● What to do: Quote the records below in full, exactly as given, with the images taken out.

● Task material:

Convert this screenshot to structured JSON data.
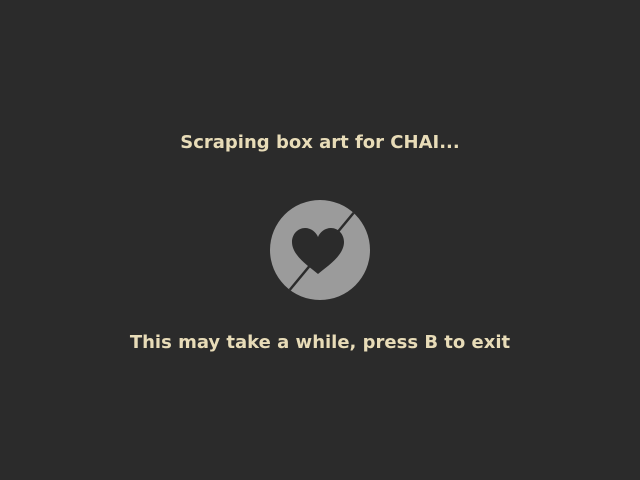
{
  "screen": {
    "title": "Scraping box art for CHAI...",
    "hint": "This may take a while, press B to exit",
    "icon": "loading-heart-logo-icon"
  },
  "colors": {
    "background": "#2b2b2b",
    "text": "#e8dcb8",
    "logo_circle": "#9b9b9b",
    "logo_heart": "#2b2b2b"
  }
}
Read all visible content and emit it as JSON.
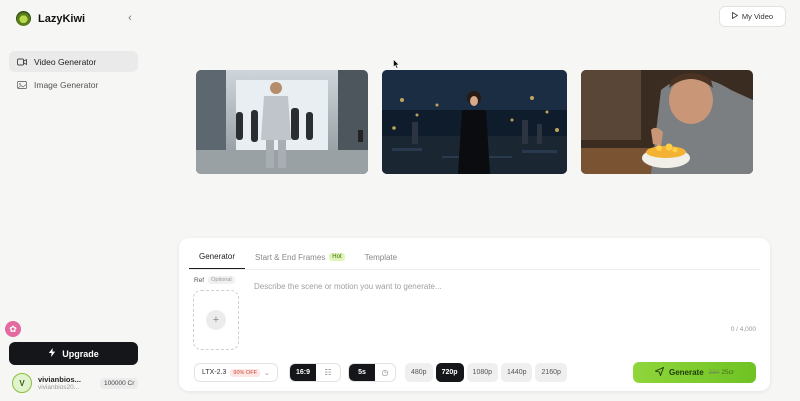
{
  "app": {
    "name": "LazyKiwi"
  },
  "sidebar": {
    "items": [
      {
        "label": "Video Generator",
        "active": true,
        "icon": "video-icon"
      },
      {
        "label": "Image Generator",
        "active": false,
        "icon": "image-icon"
      }
    ],
    "upgrade_label": "Upgrade",
    "user": {
      "initial": "V",
      "name": "vivianbios...",
      "email": "vivianbios20...",
      "credits": "100000 Cr"
    }
  },
  "header": {
    "my_video_label": "My Video"
  },
  "composer": {
    "tabs": [
      {
        "label": "Generator",
        "active": true
      },
      {
        "label": "Start & End Frames",
        "badge": "Hot",
        "active": false
      },
      {
        "label": "Template",
        "active": false
      }
    ],
    "ref_label": "Ref",
    "ref_optional": "Optional",
    "prompt_placeholder": "Describe the scene or motion you want to generate...",
    "char_count": "0 / 4,000",
    "model": {
      "label": "LTX-2.3",
      "discount": "90% OFF"
    },
    "aspect_ratio": "16:9",
    "duration": "5s",
    "resolutions": [
      "480p",
      "720p",
      "1080p",
      "1440p",
      "2160p"
    ],
    "selected_resolution": "720p",
    "generate": {
      "label": "Generate",
      "old_cost": "250",
      "cost": "25cr"
    }
  },
  "colors": {
    "accent": "#7cc92f",
    "dark": "#15161a",
    "background": "#f6f6f5"
  }
}
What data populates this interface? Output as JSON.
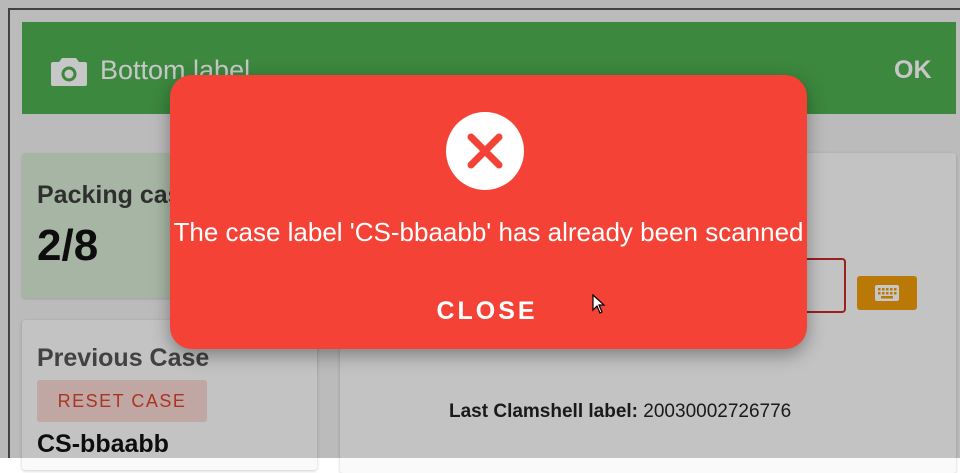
{
  "header": {
    "title": "Bottom label",
    "ok_label": "OK",
    "camera_icon": "camera-icon",
    "color": "#4caf50"
  },
  "packing_card": {
    "label": "Packing case",
    "count": "2/8"
  },
  "previous_card": {
    "label": "Previous Case",
    "reset_label": "RESET CASE",
    "case_id": "CS-bbaabb"
  },
  "panel": {
    "keyboard_icon": "keyboard-icon",
    "last_label_title": "Last Clamshell label:",
    "last_label_value": "20030002726776"
  },
  "dialog": {
    "icon": "error-x-icon",
    "message": "The case label 'CS-bbaabb' has already been scanned",
    "close_label": "CLOSE",
    "color": "#f44336"
  }
}
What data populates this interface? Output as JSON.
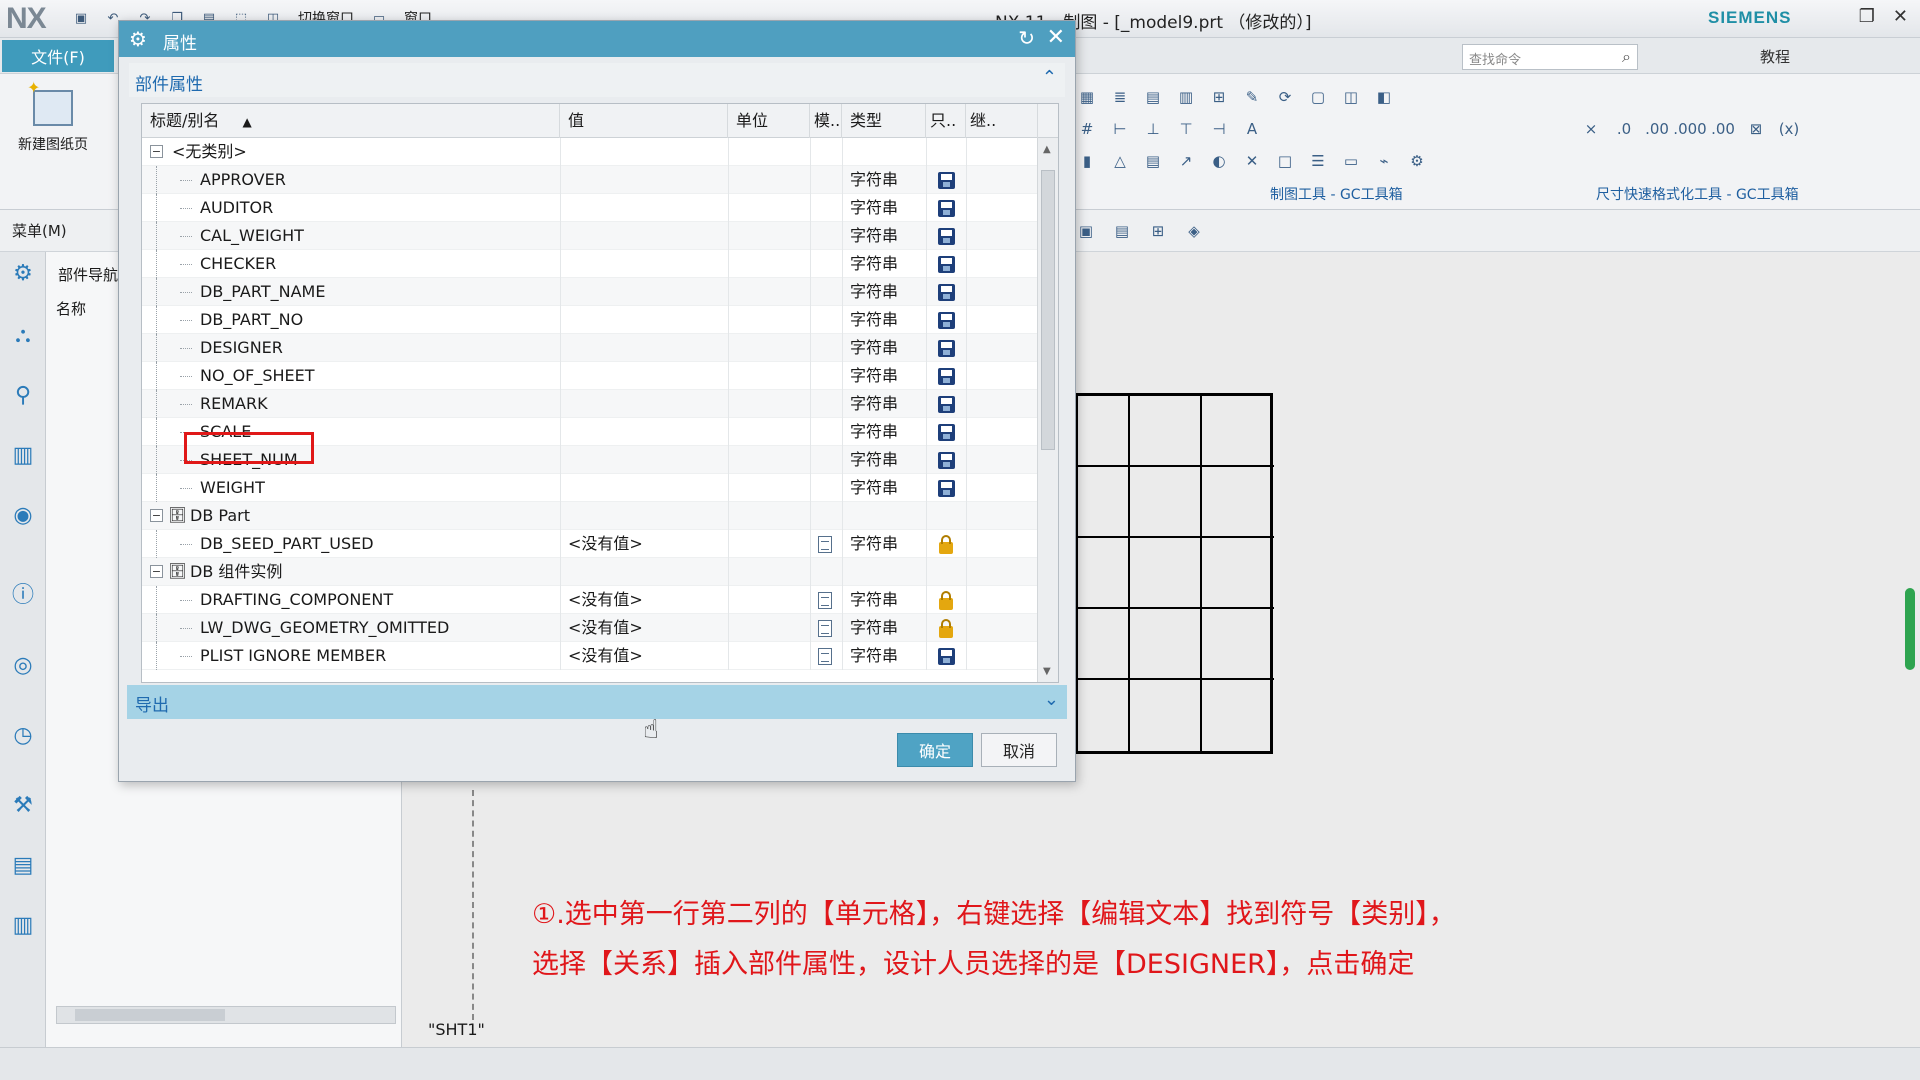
{
  "app": {
    "logo": "NX",
    "title": "NX 11 - 制图 - [_model9.prt （修改的）]",
    "brand": "SIEMENS",
    "qat_items": [
      "切换窗口",
      "窗口"
    ]
  },
  "ribbon": {
    "file_menu": "文件(F)",
    "search_placeholder": "查找命令",
    "help_label": "教程",
    "new_sheet_label": "新建图纸页",
    "group_labels": [
      "制图工具 - GC工具箱",
      "尺寸快速格式化工具 - GC工具箱"
    ],
    "menu_label": "菜单(M)"
  },
  "navigator": {
    "title": "部件导航",
    "column": "名称"
  },
  "canvas": {
    "sheet_label": "\"SHT1\"",
    "caption_line1": "①.选中第一行第二列的【单元格】，右键选择【编辑文本】找到符号【类别】，",
    "caption_line2": "选择【关系】插入部件属性，设计人员选择的是【DESIGNER】，点击确定"
  },
  "dialog": {
    "title": "属性",
    "section": "部件属性",
    "export_section": "导出",
    "ok": "确定",
    "cancel": "取消",
    "columns": {
      "title": "标题/别名",
      "value": "值",
      "unit": "单位",
      "mod": "模..",
      "type": "类型",
      "readonly": "只..",
      "inherit": "继.."
    },
    "groups": [
      {
        "name": "<无类别>",
        "rows": [
          {
            "title": "APPROVER",
            "value": "",
            "type": "字符串"
          },
          {
            "title": "AUDITOR",
            "value": "",
            "type": "字符串"
          },
          {
            "title": "CAL_WEIGHT",
            "value": "",
            "type": "字符串"
          },
          {
            "title": "CHECKER",
            "value": "",
            "type": "字符串"
          },
          {
            "title": "DB_PART_NAME",
            "value": "",
            "type": "字符串"
          },
          {
            "title": "DB_PART_NO",
            "value": "",
            "type": "字符串"
          },
          {
            "title": "DESIGNER",
            "value": "",
            "type": "字符串"
          },
          {
            "title": "NO_OF_SHEET",
            "value": "",
            "type": "字符串"
          },
          {
            "title": "REMARK",
            "value": "",
            "type": "字符串"
          },
          {
            "title": "SCALE",
            "value": "",
            "type": "字符串"
          },
          {
            "title": "SHEET_NUM",
            "value": "",
            "type": "字符串"
          },
          {
            "title": "WEIGHT",
            "value": "",
            "type": "字符串"
          }
        ]
      },
      {
        "name": "DB Part",
        "rows": [
          {
            "title": "DB_SEED_PART_USED",
            "value": "<没有值>",
            "type": "字符串"
          }
        ]
      },
      {
        "name": "DB 组件实例",
        "rows": [
          {
            "title": "DRAFTING_COMPONENT",
            "value": "<没有值>",
            "type": "字符串"
          },
          {
            "title": "LW_DWG_GEOMETRY_OMITTED",
            "value": "<没有值>",
            "type": "字符串"
          },
          {
            "title": "PLIST IGNORE MEMBER",
            "value": "<没有值>",
            "type": "字符串"
          }
        ]
      }
    ]
  }
}
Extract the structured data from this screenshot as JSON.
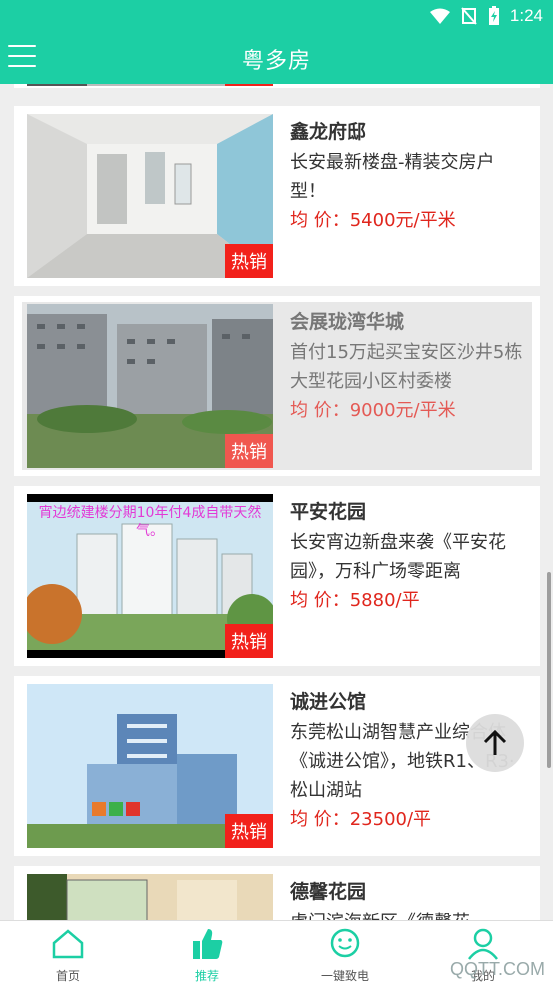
{
  "status": {
    "time": "1:24"
  },
  "header": {
    "title": "粤多房"
  },
  "listings": [
    {
      "name": "鑫龙府邸",
      "desc": "长安最新楼盘-精装交房户型！",
      "price": "均 价：5400元/平米",
      "tag": "热销"
    },
    {
      "name": "会展珑湾华城",
      "desc": "首付15万起买宝安区沙井5栋大型花园小区村委楼",
      "price": "均 价：9000元/平米",
      "tag": "热销"
    },
    {
      "name": "平安花园",
      "desc": "长安宵边新盘来袭《平安花园》，万科广场零距离",
      "price": "均 价：5880/平",
      "tag": "热销",
      "banner": "宵边统建楼分期10年付4成自带天然气。"
    },
    {
      "name": "诚进公馆",
      "desc": "东莞松山湖智慧产业综合体《诚进公馆》，地铁R1、R3·松山湖站",
      "price": "均 价：23500/平",
      "tag": "热销"
    },
    {
      "name": "德馨花园",
      "desc": "虎门滨海新区《德馨花",
      "price": "",
      "tag": ""
    }
  ],
  "nav": {
    "tabs": [
      {
        "label": "首页"
      },
      {
        "label": "推荐"
      },
      {
        "label": "一键致电"
      },
      {
        "label": "我的"
      }
    ]
  },
  "watermark": "QQTT.COM",
  "colors": {
    "accent": "#1ccfa4",
    "hot": "#f2211b",
    "price": "#e0261d"
  }
}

● Solution to the problem:
Convert this screenshot to structured JSON data.
{
  "screen": {
    "title": "Scraping box art for CHAI...",
    "hint": "This may take a while, press B to exit",
    "icon": "loading-heart-logo-icon"
  },
  "colors": {
    "background": "#2b2b2b",
    "text": "#e8dcb8",
    "logo_circle": "#9b9b9b",
    "logo_heart": "#2b2b2b"
  }
}
Read all visible content and emit it as JSON.
{
  "app": {
    "name": "LazyKiwi"
  },
  "sidebar": {
    "items": [
      {
        "label": "Video Generator",
        "active": true,
        "icon": "video-icon"
      },
      {
        "label": "Image Generator",
        "active": false,
        "icon": "image-icon"
      }
    ],
    "upgrade_label": "Upgrade",
    "user": {
      "initial": "V",
      "name": "vivianbios...",
      "email": "vivianbios20...",
      "credits": "100000 Cr"
    }
  },
  "header": {
    "my_video_label": "My Video"
  },
  "composer": {
    "tabs": [
      {
        "label": "Generator",
        "active": true
      },
      {
        "label": "Start & End Frames",
        "badge": "Hot",
        "active": false
      },
      {
        "label": "Template",
        "active": false
      }
    ],
    "ref_label": "Ref",
    "ref_optional": "Optional",
    "prompt_placeholder": "Describe the scene or motion you want to generate...",
    "char_count": "0 / 4,000",
    "model": {
      "label": "LTX-2.3",
      "discount": "90% OFF"
    },
    "aspect_ratio": "16:9",
    "duration": "5s",
    "resolutions": [
      "480p",
      "720p",
      "1080p",
      "1440p",
      "2160p"
    ],
    "selected_resolution": "720p",
    "generate": {
      "label": "Generate",
      "old_cost": "250",
      "cost": "25cr"
    }
  },
  "colors": {
    "accent": "#7cc92f",
    "dark": "#15161a",
    "background": "#f6f6f5"
  }
}
What data populates this interface? Output as JSON.
{
  "header": {
    "title": "Bottom label",
    "ok_label": "OK",
    "camera_icon": "camera-icon",
    "color": "#4caf50"
  },
  "packing_card": {
    "label": "Packing case",
    "count": "2/8"
  },
  "previous_card": {
    "label": "Previous Case",
    "reset_label": "RESET CASE",
    "case_id": "CS-bbaabb"
  },
  "panel": {
    "keyboard_icon": "keyboard-icon",
    "last_label_title": "Last Clamshell label:",
    "last_label_value": "20030002726776"
  },
  "dialog": {
    "icon": "error-x-icon",
    "message": "The case label 'CS-bbaabb' has already been scanned",
    "close_label": "CLOSE",
    "color": "#f44336"
  }
}
What data populates this interface? Output as JSON.
{
  "app": {
    "logo": "NX",
    "title": "NX 11 - 制图 - [_model9.prt （修改的）]",
    "brand": "SIEMENS",
    "qat_items": [
      "切换窗口",
      "窗口"
    ]
  },
  "ribbon": {
    "file_menu": "文件(F)",
    "search_placeholder": "查找命令",
    "help_label": "教程",
    "new_sheet_label": "新建图纸页",
    "group_labels": [
      "制图工具 - GC工具箱",
      "尺寸快速格式化工具 - GC工具箱"
    ],
    "menu_label": "菜单(M)"
  },
  "navigator": {
    "title": "部件导航",
    "column": "名称"
  },
  "canvas": {
    "sheet_label": "\"SHT1\"",
    "caption_line1": "①.选中第一行第二列的【单元格】，右键选择【编辑文本】找到符号【类别】，",
    "caption_line2": "选择【关系】插入部件属性，设计人员选择的是【DESIGNER】，点击确定"
  },
  "dialog": {
    "title": "属性",
    "section": "部件属性",
    "export_section": "导出",
    "ok": "确定",
    "cancel": "取消",
    "columns": {
      "title": "标题/别名",
      "value": "值",
      "unit": "单位",
      "mod": "模..",
      "type": "类型",
      "readonly": "只..",
      "inherit": "继.."
    },
    "groups": [
      {
        "name": "<无类别>",
        "rows": [
          {
            "title": "APPROVER",
            "value": "",
            "type": "字符串"
          },
          {
            "title": "AUDITOR",
            "value": "",
            "type": "字符串"
          },
          {
            "title": "CAL_WEIGHT",
            "value": "",
            "type": "字符串"
          },
          {
            "title": "CHECKER",
            "value": "",
            "type": "字符串"
          },
          {
            "title": "DB_PART_NAME",
            "value": "",
            "type": "字符串"
          },
          {
            "title": "DB_PART_NO",
            "value": "",
            "type": "字符串"
          },
          {
            "title": "DESIGNER",
            "value": "",
            "type": "字符串"
          },
          {
            "title": "NO_OF_SHEET",
            "value": "",
            "type": "字符串"
          },
          {
            "title": "REMARK",
            "value": "",
            "type": "字符串"
          },
          {
            "title": "SCALE",
            "value": "",
            "type": "字符串"
          },
          {
            "title": "SHEET_NUM",
            "value": "",
            "type": "字符串"
          },
          {
            "title": "WEIGHT",
            "value": "",
            "type": "字符串"
          }
        ]
      },
      {
        "name": "DB Part",
        "rows": [
          {
            "title": "DB_SEED_PART_USED",
            "value": "<没有值>",
            "type": "字符串"
          }
        ]
      },
      {
        "name": "DB 组件实例",
        "rows": [
          {
            "title": "DRAFTING_COMPONENT",
            "value": "<没有值>",
            "type": "字符串"
          },
          {
            "title": "LW_DWG_GEOMETRY_OMITTED",
            "value": "<没有值>",
            "type": "字符串"
          },
          {
            "title": "PLIST IGNORE MEMBER",
            "value": "<没有值>",
            "type": "字符串"
          }
        ]
      }
    ]
  }
}
Extract the structured data from this screenshot as JSON.
{
  "status": {
    "time": "1:24"
  },
  "header": {
    "title": "粤多房"
  },
  "listings": [
    {
      "name": "鑫龙府邸",
      "desc": "长安最新楼盘-精装交房户型！",
      "price": "均 价：5400元/平米",
      "tag": "热销"
    },
    {
      "name": "会展珑湾华城",
      "desc": "首付15万起买宝安区沙井5栋大型花园小区村委楼",
      "price": "均 价：9000元/平米",
      "tag": "热销"
    },
    {
      "name": "平安花园",
      "desc": "长安宵边新盘来袭《平安花园》，万科广场零距离",
      "price": "均 价：5880/平",
      "tag": "热销",
      "banner": "宵边统建楼分期10年付4成自带天然气。"
    },
    {
      "name": "诚进公馆",
      "desc": "东莞松山湖智慧产业综合体《诚进公馆》，地铁R1、R3·松山湖站",
      "price": "均 价：23500/平",
      "tag": "热销"
    },
    {
      "name": "德馨花园",
      "desc": "虎门滨海新区《德馨花",
      "price": "",
      "tag": ""
    }
  ],
  "nav": {
    "tabs": [
      {
        "label": "首页"
      },
      {
        "label": "推荐"
      },
      {
        "label": "一键致电"
      },
      {
        "label": "我的"
      }
    ]
  },
  "watermark": "QQTT.COM",
  "colors": {
    "accent": "#1ccfa4",
    "hot": "#f2211b",
    "price": "#e0261d"
  }
}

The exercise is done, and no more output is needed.